* [What you have to do]: Scan the entries below. List each line with "panel".

Source data:
--- --- ---
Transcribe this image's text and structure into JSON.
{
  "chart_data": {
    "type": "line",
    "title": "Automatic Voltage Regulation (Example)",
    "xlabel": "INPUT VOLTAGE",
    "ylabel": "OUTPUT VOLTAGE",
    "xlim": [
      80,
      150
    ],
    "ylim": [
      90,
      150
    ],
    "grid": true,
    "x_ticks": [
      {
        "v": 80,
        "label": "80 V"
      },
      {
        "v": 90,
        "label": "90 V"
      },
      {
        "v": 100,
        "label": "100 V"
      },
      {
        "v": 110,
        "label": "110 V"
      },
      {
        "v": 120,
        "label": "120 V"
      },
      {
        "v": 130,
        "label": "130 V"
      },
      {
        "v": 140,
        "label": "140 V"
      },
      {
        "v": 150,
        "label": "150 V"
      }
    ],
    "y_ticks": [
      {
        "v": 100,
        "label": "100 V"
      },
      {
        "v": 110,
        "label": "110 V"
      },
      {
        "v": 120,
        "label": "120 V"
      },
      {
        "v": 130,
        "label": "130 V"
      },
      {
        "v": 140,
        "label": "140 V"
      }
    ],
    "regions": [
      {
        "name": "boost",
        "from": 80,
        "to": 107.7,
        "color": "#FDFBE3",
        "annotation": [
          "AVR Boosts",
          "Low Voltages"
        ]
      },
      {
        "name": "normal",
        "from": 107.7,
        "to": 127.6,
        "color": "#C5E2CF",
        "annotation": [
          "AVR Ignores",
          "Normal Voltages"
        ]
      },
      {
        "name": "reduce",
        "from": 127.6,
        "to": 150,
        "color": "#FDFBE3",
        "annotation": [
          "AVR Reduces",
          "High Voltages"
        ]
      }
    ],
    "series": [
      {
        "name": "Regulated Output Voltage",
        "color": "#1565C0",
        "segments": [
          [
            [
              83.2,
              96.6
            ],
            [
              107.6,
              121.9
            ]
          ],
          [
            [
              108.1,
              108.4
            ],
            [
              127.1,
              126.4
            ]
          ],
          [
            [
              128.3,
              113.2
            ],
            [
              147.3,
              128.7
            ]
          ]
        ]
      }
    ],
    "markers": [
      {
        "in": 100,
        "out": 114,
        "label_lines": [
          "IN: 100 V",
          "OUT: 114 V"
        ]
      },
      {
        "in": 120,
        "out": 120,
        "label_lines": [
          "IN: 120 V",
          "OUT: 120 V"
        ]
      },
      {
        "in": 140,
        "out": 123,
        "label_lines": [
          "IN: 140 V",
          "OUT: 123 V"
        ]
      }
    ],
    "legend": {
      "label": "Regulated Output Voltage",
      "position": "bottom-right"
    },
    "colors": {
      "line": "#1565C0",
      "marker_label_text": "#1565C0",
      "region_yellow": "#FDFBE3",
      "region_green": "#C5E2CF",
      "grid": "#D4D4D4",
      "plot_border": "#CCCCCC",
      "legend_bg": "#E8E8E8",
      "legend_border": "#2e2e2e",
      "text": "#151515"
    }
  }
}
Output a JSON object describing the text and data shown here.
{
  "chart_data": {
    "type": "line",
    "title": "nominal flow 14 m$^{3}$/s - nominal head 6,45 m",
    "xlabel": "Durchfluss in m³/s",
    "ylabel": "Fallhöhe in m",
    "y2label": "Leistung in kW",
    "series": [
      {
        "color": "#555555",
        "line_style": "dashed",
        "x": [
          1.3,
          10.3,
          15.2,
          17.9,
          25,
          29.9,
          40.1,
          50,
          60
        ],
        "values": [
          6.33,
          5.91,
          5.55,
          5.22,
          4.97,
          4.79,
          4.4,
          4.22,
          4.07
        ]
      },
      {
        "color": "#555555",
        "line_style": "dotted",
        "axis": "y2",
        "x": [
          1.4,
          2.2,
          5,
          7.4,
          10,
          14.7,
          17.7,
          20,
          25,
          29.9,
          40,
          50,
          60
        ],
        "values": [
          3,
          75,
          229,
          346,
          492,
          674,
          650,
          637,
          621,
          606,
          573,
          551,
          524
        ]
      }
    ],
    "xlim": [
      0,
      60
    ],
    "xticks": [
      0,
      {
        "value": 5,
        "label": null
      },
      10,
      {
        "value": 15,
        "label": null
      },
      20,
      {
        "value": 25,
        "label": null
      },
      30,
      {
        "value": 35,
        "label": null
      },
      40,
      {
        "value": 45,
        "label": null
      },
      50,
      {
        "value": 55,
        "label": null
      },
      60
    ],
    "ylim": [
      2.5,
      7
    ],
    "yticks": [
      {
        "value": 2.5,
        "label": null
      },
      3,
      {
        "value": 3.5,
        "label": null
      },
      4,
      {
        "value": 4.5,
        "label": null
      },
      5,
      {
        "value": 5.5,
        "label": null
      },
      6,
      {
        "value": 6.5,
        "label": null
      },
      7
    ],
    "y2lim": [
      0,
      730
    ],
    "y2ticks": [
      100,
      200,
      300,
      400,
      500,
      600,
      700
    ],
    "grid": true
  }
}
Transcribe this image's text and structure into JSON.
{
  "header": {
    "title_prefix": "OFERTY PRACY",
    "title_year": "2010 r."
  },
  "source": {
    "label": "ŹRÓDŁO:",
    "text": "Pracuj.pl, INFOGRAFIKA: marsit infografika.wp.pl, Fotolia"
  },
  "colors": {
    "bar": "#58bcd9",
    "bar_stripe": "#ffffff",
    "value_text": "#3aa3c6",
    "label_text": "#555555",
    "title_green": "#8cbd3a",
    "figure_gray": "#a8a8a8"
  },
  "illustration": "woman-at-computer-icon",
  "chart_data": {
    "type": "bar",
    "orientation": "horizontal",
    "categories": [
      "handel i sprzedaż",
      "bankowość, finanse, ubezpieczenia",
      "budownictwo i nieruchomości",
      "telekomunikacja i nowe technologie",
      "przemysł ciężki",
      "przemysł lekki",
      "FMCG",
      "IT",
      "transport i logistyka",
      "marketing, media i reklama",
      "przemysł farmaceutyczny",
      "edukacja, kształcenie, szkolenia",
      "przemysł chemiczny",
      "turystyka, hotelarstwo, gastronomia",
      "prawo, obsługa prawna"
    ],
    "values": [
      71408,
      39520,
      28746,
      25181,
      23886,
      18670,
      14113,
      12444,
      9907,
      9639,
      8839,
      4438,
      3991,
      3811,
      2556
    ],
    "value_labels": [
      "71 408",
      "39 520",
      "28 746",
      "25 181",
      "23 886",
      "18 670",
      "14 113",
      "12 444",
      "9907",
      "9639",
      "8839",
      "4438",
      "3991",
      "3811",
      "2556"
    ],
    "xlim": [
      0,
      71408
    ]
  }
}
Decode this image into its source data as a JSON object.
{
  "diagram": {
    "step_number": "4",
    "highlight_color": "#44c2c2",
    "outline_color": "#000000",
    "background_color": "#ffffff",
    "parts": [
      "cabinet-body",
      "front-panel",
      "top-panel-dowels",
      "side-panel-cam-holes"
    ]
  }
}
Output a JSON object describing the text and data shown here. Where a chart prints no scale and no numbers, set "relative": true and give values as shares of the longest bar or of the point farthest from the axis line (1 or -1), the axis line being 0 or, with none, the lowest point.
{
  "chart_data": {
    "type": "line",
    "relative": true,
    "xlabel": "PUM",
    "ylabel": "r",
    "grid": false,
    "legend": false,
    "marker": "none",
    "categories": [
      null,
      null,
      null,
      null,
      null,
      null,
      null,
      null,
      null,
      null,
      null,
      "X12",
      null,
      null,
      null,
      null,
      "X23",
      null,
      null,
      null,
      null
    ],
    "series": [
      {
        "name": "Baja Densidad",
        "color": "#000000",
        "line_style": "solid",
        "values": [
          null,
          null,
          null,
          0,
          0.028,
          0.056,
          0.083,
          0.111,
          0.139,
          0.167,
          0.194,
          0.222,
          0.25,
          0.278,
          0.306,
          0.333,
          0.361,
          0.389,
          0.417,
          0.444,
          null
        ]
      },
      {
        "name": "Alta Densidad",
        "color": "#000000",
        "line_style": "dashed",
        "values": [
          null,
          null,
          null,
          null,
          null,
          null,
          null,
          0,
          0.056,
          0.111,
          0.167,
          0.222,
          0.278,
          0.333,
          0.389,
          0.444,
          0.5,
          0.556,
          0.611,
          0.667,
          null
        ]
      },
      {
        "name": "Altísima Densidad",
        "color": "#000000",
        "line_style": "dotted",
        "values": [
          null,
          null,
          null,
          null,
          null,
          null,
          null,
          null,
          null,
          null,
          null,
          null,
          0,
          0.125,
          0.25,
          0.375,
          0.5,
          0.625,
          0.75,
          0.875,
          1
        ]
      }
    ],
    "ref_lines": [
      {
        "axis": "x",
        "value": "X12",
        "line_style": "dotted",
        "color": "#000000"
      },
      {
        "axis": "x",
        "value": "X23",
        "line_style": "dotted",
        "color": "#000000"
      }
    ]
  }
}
--- --- ---
* [Reply to the task]:
      "front-panel",
      "top-panel-dowels",
      "side-panel-cam-holes"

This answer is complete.